Find the line that contains "Decode this image" in the entries below. Output it and each later line exactly, and nothing else.

━━━ EXERCISE MATERIAL

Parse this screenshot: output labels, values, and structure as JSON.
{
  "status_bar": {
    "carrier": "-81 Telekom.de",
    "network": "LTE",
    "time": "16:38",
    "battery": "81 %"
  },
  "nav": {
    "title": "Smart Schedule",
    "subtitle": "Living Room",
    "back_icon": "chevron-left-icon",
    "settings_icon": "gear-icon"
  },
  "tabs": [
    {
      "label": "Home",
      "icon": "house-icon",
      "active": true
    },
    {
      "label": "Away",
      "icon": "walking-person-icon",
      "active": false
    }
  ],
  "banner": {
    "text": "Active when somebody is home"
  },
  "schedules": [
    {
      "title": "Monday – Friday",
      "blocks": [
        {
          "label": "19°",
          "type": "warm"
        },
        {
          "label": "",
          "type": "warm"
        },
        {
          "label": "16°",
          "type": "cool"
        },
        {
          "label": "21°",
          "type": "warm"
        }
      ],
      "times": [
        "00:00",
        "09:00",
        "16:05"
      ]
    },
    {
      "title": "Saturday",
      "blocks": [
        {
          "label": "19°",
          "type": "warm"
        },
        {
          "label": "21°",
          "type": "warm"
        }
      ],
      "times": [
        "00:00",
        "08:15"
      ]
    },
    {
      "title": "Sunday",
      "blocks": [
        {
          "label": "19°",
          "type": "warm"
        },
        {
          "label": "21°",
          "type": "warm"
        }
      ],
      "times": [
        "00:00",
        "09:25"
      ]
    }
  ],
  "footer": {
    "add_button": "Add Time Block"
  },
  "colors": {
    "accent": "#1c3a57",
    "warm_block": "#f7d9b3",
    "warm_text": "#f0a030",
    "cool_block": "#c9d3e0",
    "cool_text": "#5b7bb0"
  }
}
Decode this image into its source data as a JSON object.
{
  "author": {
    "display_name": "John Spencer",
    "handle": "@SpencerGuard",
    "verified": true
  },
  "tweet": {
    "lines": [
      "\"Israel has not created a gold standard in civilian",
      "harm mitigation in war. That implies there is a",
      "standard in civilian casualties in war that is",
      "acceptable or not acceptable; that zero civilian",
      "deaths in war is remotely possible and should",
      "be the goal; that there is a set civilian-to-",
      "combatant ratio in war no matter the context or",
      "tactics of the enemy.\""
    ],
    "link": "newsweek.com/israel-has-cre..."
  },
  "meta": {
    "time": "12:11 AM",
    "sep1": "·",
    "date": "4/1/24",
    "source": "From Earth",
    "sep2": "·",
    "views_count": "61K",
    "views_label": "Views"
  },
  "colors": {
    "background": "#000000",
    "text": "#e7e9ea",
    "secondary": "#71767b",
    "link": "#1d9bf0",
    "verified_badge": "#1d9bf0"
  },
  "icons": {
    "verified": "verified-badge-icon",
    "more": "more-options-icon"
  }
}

━━━━━━

REPLY
Decode this image into its source data as a JSON object.
{
  "author": {
    "display_name": "John Spencer",
    "handle": "@SpencerGuard",
    "verified": true
  },
  "tweet": {
    "lines": [
      "\"Israel has not created a gold standard in civilian",
      "harm mitigation in war. That implies there is a",
      "standard in civilian casualties in war that is",
      "acceptable or not acceptable; that zero civilian",
      "deaths in war is remotely possible and should",
      "be the goal; that there is a set civilian-to-",
      "combatant ratio in war no matter the context or",
      "tactics of the enemy.\""
    ],
    "link": "newsweek.com/israel-has-cre..."
  },
  "meta": {
    "time": "12:11 AM",
    "sep1": "·",
    "date": "4/1/24",
    "source": "From Earth",
    "sep2": "·",
    "views_count": "61K",
    "views_label": "Views"
  },
  "colors": {
    "background": "#000000",
    "text": "#e7e9ea",
    "secondary": "#71767b",
    "link": "#1d9bf0",
    "verified_badge": "#1d9bf0"
  },
  "icons": {
    "verified": "verified-badge-icon",
    "more": "more-options-icon"
  }
}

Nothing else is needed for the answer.